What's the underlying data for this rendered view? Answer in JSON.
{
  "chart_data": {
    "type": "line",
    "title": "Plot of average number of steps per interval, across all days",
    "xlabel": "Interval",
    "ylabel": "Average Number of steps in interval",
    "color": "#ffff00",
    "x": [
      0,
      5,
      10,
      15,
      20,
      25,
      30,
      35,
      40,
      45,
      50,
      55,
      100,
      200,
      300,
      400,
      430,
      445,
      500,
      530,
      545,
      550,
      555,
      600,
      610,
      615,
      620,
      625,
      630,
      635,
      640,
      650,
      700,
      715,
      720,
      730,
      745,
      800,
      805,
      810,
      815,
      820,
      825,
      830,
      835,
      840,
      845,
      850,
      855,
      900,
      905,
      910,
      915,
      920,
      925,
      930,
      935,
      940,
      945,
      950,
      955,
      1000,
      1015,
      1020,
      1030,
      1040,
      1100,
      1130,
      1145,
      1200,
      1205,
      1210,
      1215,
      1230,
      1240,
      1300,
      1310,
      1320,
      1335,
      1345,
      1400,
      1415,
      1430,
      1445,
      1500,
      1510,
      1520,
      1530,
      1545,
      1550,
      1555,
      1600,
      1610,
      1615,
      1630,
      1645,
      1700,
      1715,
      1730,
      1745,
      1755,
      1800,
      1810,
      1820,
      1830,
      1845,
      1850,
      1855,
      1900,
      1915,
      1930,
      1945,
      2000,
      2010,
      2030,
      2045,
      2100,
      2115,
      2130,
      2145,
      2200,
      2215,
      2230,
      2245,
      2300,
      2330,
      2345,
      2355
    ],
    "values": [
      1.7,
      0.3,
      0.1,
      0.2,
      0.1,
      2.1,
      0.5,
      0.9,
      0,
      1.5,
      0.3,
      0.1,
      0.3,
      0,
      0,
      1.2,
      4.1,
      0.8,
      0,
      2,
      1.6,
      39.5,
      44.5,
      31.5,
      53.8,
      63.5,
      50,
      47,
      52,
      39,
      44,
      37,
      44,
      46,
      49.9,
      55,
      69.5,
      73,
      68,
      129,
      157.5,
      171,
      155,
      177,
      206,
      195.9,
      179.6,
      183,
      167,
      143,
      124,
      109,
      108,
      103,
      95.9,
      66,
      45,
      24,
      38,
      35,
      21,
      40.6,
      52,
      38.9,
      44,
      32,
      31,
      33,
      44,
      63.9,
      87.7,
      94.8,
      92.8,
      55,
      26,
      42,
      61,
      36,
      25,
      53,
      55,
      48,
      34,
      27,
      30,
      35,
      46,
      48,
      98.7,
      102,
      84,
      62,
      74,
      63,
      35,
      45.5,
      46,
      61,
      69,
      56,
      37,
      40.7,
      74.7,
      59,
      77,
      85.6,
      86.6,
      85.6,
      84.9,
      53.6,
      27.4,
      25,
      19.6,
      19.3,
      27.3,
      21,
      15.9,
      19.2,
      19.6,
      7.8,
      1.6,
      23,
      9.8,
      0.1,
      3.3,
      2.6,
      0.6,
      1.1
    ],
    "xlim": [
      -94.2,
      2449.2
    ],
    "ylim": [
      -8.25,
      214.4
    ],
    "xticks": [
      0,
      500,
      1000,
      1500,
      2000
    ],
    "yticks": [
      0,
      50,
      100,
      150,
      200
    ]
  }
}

- - - - - - -

_What needs to be done_.
Return all lines with the word "steps" in them.

_Solution_.
    "title": "Plot of average number of steps per interval, across all days",
    "ylabel": "Average Number of steps in interval",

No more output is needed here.